| TO BE DONE |
Go through each line of the records below and count those with the word "τώρα"; give only the total.

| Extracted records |
= = =
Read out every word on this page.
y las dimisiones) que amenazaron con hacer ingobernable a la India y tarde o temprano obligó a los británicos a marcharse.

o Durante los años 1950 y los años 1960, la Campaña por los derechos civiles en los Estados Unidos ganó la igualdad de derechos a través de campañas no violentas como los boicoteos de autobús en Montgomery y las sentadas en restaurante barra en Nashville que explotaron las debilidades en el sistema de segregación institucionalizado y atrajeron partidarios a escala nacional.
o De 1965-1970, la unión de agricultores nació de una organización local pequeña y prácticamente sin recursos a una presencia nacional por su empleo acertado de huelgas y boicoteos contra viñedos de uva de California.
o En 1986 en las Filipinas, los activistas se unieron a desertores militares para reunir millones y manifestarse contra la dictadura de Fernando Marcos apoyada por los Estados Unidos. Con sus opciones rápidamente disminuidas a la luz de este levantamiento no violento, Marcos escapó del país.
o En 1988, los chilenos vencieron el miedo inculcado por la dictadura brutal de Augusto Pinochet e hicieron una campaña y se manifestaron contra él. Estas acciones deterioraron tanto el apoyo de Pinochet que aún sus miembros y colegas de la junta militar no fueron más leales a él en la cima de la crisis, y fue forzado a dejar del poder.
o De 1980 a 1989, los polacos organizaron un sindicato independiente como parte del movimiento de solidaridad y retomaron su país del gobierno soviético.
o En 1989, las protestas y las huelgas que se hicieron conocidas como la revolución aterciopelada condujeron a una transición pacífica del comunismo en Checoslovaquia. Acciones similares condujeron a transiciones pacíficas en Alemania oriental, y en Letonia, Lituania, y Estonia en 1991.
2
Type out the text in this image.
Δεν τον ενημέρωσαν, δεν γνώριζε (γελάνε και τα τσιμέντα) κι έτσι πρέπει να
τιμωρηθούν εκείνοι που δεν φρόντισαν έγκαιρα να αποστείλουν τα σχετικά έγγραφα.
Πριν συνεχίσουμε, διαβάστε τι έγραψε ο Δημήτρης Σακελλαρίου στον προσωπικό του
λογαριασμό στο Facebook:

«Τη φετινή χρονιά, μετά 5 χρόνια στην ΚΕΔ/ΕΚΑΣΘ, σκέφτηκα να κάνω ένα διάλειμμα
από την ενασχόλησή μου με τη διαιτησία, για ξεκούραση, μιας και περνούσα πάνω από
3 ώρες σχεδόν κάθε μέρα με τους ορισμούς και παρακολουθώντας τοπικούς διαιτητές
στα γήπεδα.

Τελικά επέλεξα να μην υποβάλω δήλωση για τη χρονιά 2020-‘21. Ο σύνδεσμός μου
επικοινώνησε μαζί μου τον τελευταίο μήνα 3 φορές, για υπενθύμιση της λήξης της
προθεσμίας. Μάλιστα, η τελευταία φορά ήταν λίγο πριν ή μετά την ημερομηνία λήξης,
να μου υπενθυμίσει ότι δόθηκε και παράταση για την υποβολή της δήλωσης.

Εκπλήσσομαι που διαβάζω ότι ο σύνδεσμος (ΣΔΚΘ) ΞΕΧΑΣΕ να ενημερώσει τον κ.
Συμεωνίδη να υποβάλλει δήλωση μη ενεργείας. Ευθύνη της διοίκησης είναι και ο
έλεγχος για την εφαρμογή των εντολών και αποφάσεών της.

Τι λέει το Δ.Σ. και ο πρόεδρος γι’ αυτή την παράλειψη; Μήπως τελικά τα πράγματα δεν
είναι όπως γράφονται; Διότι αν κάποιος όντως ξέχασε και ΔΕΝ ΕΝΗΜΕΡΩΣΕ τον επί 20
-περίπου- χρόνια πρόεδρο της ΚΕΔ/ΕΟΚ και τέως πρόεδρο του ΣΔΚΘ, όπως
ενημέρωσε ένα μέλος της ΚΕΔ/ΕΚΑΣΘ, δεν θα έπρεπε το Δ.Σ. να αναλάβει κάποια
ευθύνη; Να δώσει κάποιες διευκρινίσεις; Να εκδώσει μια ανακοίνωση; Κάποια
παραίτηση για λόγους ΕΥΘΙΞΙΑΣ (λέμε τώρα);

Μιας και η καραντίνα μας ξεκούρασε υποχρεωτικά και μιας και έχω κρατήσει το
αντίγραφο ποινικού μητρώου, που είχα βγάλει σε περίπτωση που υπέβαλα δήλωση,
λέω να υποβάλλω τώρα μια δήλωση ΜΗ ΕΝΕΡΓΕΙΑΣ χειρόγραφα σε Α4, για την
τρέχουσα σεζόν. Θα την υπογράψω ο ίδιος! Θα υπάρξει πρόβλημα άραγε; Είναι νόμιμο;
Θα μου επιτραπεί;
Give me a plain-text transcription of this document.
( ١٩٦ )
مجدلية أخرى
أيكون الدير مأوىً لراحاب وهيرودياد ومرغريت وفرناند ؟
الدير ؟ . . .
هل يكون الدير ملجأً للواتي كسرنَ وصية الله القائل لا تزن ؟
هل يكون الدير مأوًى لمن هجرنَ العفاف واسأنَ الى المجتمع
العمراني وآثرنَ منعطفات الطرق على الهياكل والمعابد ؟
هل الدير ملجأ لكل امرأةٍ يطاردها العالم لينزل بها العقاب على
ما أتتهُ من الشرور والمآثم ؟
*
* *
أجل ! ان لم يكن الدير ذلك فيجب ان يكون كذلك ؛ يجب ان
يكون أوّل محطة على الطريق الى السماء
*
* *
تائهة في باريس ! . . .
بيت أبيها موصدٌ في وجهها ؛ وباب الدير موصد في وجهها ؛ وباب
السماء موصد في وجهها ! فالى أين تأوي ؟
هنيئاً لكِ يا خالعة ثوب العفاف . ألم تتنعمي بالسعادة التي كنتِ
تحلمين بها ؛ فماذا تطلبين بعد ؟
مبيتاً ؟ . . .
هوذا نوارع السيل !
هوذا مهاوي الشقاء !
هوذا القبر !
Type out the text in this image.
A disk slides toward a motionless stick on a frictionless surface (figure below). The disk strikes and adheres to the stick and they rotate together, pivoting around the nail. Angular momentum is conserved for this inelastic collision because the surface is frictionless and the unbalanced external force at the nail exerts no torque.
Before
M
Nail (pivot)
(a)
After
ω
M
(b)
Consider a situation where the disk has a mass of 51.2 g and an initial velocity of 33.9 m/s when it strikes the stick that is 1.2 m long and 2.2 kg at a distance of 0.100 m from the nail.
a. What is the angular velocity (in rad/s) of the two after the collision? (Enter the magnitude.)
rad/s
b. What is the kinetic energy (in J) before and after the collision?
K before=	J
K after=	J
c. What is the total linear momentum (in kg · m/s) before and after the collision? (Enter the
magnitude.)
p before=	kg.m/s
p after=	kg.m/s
= = =
| WRITTEN RESPONSE |
2